Task instructions -> Retype each line of the material exactly, please, skipping any picture in it.

Material for this exercise ->

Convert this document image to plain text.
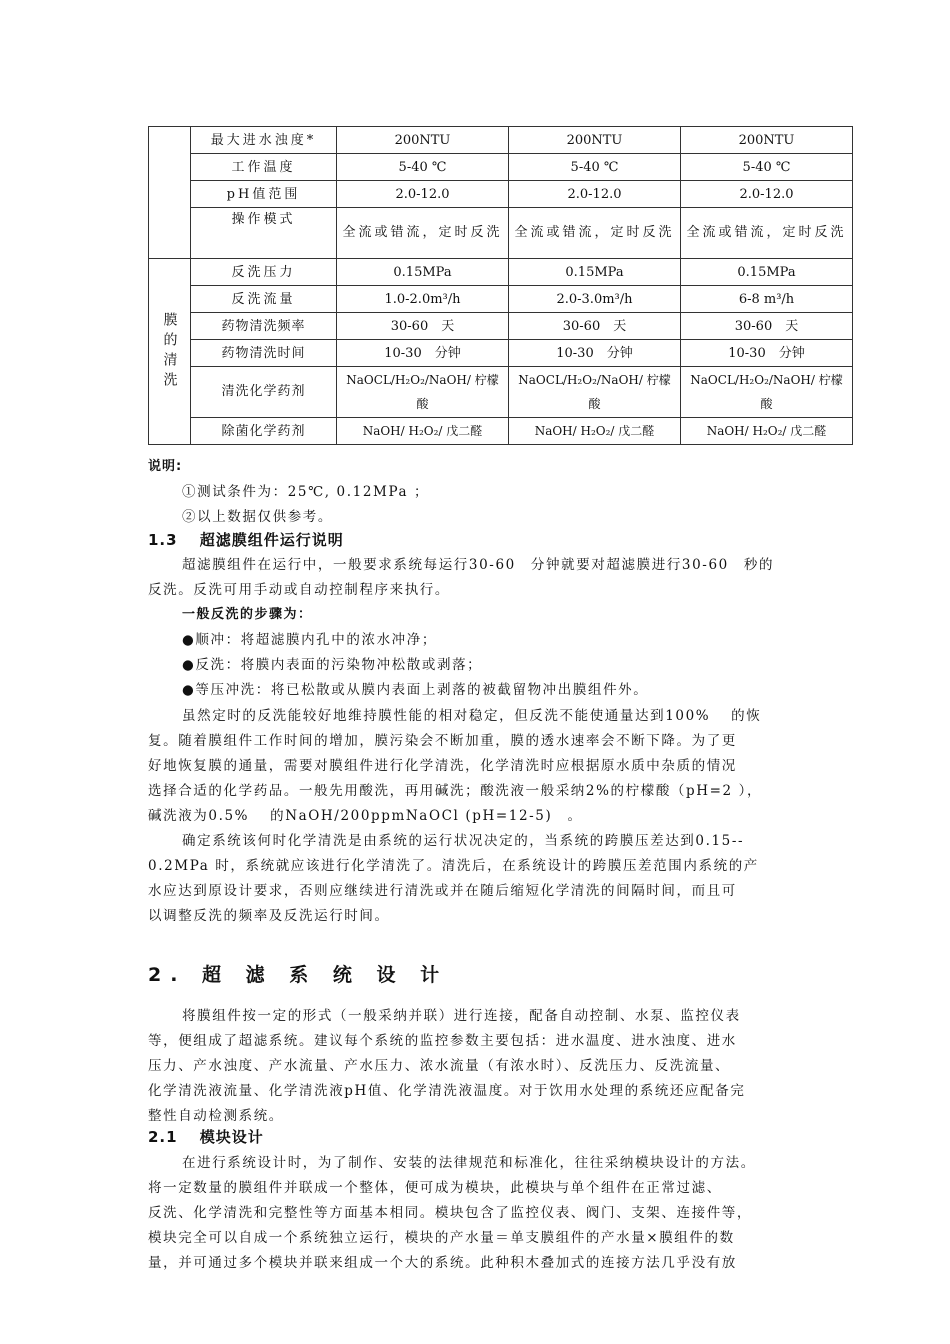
	最大进水浊度*	200NTU	200NTU	200NTU
	工作温度	5-40 ℃	5-40 ℃	5-40 ℃
	pH值范围	2.0-12.0	2.0-12.0	2.0-12.0
	操作模式	全流或错流，定时反洗	全流或错流，定时反洗	全流或错流，定时反洗
膜的清洗	反洗压力	0.15MPa	0.15MPa	0.15MPa
	反洗流量	1.0-2.0m³/h	2.0-3.0m³/h	6-8 m³/h
	药物清洗频率	30-60　天	30-60　天	30-60　天
	药物清洗时间	10-30　分钟	10-30　分钟	10-30　分钟
	清洗化学药剂	NaOCL/H₂O₂/NaOH/ 柠檬酸	NaOCL/H₂O₂/NaOH/ 柠檬酸	NaOCL/H₂O₂/NaOH/ 柠檬酸
	除菌化学药剂	NaOH/ H₂O₂/ 戊二醛	NaOH/ H₂O₂/ 戊二醛	NaOH/ H₂O₂/ 戊二醛
说明:
①测试条件为：25℃, 0.12MPa ；
②以上数据仅供参考。
1.3　 超滤膜组件运行说明
超滤膜组件在运行中，一般要求系统每运行30-60　分钟就要对超滤膜进行30-60　秒的
反洗。反洗可用手动或自动控制程序来执行。
一般反洗的步骤为：
●顺冲：将超滤膜内孔中的浓水冲净；
●反洗：将膜内表面的污染物冲松散或剥落；
●等压冲洗：将已松散或从膜内表面上剥落的被截留物冲出膜组件外。
虽然定时的反洗能较好地维持膜性能的相对稳定，但反洗不能使通量达到100%　 的恢
复。随着膜组件工作时间的增加，膜污染会不断加重，膜的透水速率会不断下降。为了更
好地恢复膜的通量，需要对膜组件进行化学清洗，化学清洗时应根据原水质中杂质的情况
选择合适的化学药品。一般先用酸洗，再用碱洗；酸洗液一般采纳2%的柠檬酸（pH=2 ），
碱洗液为0.5%　 的NaOH/200ppmNaOCl (pH=12-5)　。
确定系统该何时化学清洗是由系统的运行状况决定的，当系统的跨膜压差达到0.15--
0.2MPa 时，系统就应该进行化学清洗了。清洗后，在系统设计的跨膜压差范围内系统的产
水应达到原设计要求，否则应继续进行清洗或并在随后缩短化学清洗的间隔时间，而且可
以调整反洗的频率及反洗运行时间。
2. 超 滤 系 统 设 计
将膜组件按一定的形式（一般采纳并联）进行连接，配备自动控制、水泵、监控仪表
等，便组成了超滤系统。建议每个系统的监控参数主要包括：进水温度、进水浊度、进水
压力、产水浊度、产水流量、产水压力、浓水流量（有浓水时）、反洗压力、反洗流量、
化学清洗液流量、化学清洗液pH值、化学清洗液温度。对于饮用水处理的系统还应配备完
整性自动检测系统。
2.1　 模块设计
在进行系统设计时，为了制作、安装的法律规范和标准化，往往采纳模块设计的方法。
将一定数量的膜组件并联成一个整体，便可成为模块，此模块与单个组件在正常过滤、
反洗、化学清洗和完整性等方面基本相同。模块包含了监控仪表、阀门、支架、连接件等，
模块完全可以自成一个系统独立运行，模块的产水量＝单支膜组件的产水量×膜组件的数
量，并可通过多个模块并联来组成一个大的系统。此种积木叠加式的连接方法几乎没有放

Task output ->
Convert this document image to plain text.
	最大进水浊度*	200NTU	200NTU	200NTU
	工作温度	5-40 ℃	5-40 ℃	5-40 ℃
	pH值范围	2.0-12.0	2.0-12.0	2.0-12.0
	操作模式	全流或错流，定时反洗	全流或错流，定时反洗	全流或错流，定时反洗
膜的清洗	反洗压力	0.15MPa	0.15MPa	0.15MPa
	反洗流量	1.0-2.0m³/h	2.0-3.0m³/h	6-8 m³/h
	药物清洗频率	30-60　天	30-60　天	30-60　天
	药物清洗时间	10-30　分钟	10-30　分钟	10-30　分钟
	清洗化学药剂	NaOCL/H₂O₂/NaOH/ 柠檬酸	NaOCL/H₂O₂/NaOH/ 柠檬酸	NaOCL/H₂O₂/NaOH/ 柠檬酸
	除菌化学药剂	NaOH/ H₂O₂/ 戊二醛	NaOH/ H₂O₂/ 戊二醛	NaOH/ H₂O₂/ 戊二醛
说明:
①测试条件为：25℃, 0.12MPa ；
②以上数据仅供参考。
1.3　 超滤膜组件运行说明
超滤膜组件在运行中，一般要求系统每运行30-60　分钟就要对超滤膜进行30-60　秒的
反洗。反洗可用手动或自动控制程序来执行。
一般反洗的步骤为：
●顺冲：将超滤膜内孔中的浓水冲净；
●反洗：将膜内表面的污染物冲松散或剥落；
●等压冲洗：将已松散或从膜内表面上剥落的被截留物冲出膜组件外。
虽然定时的反洗能较好地维持膜性能的相对稳定，但反洗不能使通量达到100%　 的恢
复。随着膜组件工作时间的增加，膜污染会不断加重，膜的透水速率会不断下降。为了更
好地恢复膜的通量，需要对膜组件进行化学清洗，化学清洗时应根据原水质中杂质的情况
选择合适的化学药品。一般先用酸洗，再用碱洗；酸洗液一般采纳2%的柠檬酸（pH=2 ），
碱洗液为0.5%　 的NaOH/200ppmNaOCl (pH=12-5)　。
确定系统该何时化学清洗是由系统的运行状况决定的，当系统的跨膜压差达到0.15--
0.2MPa 时，系统就应该进行化学清洗了。清洗后，在系统设计的跨膜压差范围内系统的产
水应达到原设计要求，否则应继续进行清洗或并在随后缩短化学清洗的间隔时间，而且可
以调整反洗的频率及反洗运行时间。
2. 超 滤 系 统 设 计
将膜组件按一定的形式（一般采纳并联）进行连接，配备自动控制、水泵、监控仪表
等，便组成了超滤系统。建议每个系统的监控参数主要包括：进水温度、进水浊度、进水
压力、产水浊度、产水流量、产水压力、浓水流量（有浓水时）、反洗压力、反洗流量、
化学清洗液流量、化学清洗液pH值、化学清洗液温度。对于饮用水处理的系统还应配备完
整性自动检测系统。
2.1　 模块设计
在进行系统设计时，为了制作、安装的法律规范和标准化，往往采纳模块设计的方法。
将一定数量的膜组件并联成一个整体，便可成为模块，此模块与单个组件在正常过滤、
反洗、化学清洗和完整性等方面基本相同。模块包含了监控仪表、阀门、支架、连接件等，
模块完全可以自成一个系统独立运行，模块的产水量＝单支膜组件的产水量×膜组件的数
量，并可通过多个模块并联来组成一个大的系统。此种积木叠加式的连接方法几乎没有放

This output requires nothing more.